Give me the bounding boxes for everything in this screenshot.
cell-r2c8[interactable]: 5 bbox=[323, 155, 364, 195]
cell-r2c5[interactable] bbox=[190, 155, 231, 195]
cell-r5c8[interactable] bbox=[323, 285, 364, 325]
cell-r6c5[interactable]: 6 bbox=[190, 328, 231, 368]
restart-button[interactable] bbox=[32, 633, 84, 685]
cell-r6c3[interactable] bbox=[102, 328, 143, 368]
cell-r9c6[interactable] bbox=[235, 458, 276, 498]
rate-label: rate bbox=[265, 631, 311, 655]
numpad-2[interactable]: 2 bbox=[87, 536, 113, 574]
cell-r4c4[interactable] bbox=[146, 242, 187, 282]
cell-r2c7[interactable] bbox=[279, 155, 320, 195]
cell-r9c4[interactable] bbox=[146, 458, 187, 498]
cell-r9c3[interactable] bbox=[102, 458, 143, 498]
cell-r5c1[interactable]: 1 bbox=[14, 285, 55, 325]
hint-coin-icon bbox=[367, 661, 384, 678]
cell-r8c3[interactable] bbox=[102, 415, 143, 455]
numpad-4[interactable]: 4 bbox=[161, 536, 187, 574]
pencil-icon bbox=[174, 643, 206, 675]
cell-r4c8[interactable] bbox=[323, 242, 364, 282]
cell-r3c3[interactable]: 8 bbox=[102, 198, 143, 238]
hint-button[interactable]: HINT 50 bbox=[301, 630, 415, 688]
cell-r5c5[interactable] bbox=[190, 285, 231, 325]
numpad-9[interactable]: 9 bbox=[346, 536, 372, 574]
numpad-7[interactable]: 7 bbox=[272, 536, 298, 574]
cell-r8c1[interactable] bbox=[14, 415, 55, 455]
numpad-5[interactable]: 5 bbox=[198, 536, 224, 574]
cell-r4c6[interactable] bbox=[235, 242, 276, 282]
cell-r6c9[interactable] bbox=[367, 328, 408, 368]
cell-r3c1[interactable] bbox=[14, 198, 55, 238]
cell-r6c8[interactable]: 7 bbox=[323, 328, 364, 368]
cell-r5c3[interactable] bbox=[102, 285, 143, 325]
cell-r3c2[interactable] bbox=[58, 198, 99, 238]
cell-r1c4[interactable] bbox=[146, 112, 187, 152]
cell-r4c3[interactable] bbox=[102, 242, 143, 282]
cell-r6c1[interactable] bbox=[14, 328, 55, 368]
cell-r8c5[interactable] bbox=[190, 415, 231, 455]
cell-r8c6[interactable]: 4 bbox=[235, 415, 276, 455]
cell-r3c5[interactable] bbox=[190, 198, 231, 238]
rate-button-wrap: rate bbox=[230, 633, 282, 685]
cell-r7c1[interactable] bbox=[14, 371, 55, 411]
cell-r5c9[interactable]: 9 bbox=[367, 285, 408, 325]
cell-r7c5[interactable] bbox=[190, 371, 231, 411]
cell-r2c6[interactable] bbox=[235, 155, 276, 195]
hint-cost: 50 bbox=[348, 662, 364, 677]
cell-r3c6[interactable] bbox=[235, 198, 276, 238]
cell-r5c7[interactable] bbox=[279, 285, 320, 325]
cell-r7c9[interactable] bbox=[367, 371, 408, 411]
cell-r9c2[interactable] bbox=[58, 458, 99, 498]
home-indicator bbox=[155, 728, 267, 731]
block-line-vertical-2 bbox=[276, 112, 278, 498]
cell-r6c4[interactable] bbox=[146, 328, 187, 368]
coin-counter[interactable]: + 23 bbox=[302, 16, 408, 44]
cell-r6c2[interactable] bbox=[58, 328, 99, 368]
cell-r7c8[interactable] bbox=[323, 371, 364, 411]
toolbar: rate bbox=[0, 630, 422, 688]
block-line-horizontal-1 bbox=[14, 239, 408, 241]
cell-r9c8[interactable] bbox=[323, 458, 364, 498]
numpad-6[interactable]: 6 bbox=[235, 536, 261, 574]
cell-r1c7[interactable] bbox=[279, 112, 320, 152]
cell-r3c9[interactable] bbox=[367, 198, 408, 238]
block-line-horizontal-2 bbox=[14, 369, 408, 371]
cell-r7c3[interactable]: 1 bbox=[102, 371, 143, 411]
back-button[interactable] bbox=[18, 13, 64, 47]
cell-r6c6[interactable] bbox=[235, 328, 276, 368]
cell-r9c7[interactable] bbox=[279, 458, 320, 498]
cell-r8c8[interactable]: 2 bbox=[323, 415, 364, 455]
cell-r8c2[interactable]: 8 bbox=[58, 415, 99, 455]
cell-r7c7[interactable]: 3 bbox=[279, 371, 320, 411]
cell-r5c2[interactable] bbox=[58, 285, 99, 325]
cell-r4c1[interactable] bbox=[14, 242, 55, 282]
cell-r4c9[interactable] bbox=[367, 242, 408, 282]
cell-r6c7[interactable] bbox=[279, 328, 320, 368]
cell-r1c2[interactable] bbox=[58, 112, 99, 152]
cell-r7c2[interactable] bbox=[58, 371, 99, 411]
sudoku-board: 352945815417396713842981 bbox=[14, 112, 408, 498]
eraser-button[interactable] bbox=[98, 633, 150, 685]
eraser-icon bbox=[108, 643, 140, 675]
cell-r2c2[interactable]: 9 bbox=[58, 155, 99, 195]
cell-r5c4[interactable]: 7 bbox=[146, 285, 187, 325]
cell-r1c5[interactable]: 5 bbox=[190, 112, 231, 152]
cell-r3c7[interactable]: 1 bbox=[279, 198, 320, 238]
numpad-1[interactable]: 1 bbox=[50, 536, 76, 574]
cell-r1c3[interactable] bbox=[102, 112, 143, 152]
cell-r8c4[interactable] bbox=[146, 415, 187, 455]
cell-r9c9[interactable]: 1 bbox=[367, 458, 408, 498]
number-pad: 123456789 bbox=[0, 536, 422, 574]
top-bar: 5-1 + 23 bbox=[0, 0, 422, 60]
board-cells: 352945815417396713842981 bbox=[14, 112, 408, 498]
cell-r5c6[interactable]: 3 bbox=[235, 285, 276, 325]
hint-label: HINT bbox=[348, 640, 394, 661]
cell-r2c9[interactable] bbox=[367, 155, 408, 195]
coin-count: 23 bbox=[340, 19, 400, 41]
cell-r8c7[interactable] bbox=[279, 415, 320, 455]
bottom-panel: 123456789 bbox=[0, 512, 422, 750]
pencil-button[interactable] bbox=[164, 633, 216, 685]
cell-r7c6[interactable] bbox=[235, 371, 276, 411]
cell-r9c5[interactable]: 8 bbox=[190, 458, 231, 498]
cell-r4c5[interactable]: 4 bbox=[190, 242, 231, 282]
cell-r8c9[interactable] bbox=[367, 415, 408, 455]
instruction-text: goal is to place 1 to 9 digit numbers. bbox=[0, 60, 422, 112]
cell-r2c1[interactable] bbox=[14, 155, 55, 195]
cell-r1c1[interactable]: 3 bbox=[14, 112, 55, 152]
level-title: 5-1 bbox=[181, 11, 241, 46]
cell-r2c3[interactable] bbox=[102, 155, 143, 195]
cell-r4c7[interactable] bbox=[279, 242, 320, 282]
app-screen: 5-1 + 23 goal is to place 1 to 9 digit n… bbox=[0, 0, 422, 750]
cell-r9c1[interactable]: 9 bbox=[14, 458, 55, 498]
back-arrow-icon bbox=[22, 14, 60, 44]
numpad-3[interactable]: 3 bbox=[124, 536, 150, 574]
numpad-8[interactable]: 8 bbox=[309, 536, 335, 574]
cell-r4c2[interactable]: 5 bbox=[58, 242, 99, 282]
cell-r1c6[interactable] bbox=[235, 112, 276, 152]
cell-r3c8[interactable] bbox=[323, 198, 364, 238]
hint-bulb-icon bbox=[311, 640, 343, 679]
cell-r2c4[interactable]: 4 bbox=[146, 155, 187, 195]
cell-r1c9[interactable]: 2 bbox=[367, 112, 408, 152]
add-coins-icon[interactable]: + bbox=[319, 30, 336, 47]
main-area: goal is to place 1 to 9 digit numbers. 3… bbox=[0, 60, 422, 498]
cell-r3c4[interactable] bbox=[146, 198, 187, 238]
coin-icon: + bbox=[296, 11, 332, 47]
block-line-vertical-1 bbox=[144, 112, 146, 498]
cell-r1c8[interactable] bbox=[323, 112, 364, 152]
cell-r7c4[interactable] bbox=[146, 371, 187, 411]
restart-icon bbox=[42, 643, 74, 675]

* * *

_INSTRUCCIÓN ESCRITA_.
Vuelca en una lista JSON de cadenas el tramo de los registros que va desde su comienzo hasta la línea que contiene "hint-coin-icon bbox=[367, 661, 384, 678]", con ambos extremos incluidos. Usa una cadena por cada línea y omite las líneas en blanco.

_RESPUESTA DEL EJERCICIO_.
[
  "Give me the bounding boxes for everything in this screenshot.",
  "cell-r2c8[interactable]: 5 bbox=[323, 155, 364, 195]",
  "cell-r2c5[interactable] bbox=[190, 155, 231, 195]",
  "cell-r5c8[interactable] bbox=[323, 285, 364, 325]",
  "cell-r6c5[interactable]: 6 bbox=[190, 328, 231, 368]",
  "restart-button[interactable] bbox=[32, 633, 84, 685]",
  "cell-r6c3[interactable] bbox=[102, 328, 143, 368]",
  "cell-r9c6[interactable] bbox=[235, 458, 276, 498]",
  "rate-label: rate bbox=[265, 631, 311, 655]",
  "numpad-2[interactable]: 2 bbox=[87, 536, 113, 574]",
  "cell-r4c4[interactable] bbox=[146, 242, 187, 282]",
  "cell-r2c7[interactable] bbox=[279, 155, 320, 195]",
  "cell-r9c4[interactable] bbox=[146, 458, 187, 498]",
  "cell-r9c3[interactable] bbox=[102, 458, 143, 498]",
  "cell-r5c1[interactable]: 1 bbox=[14, 285, 55, 325]",
  "hint-coin-icon bbox=[367, 661, 384, 678]"
]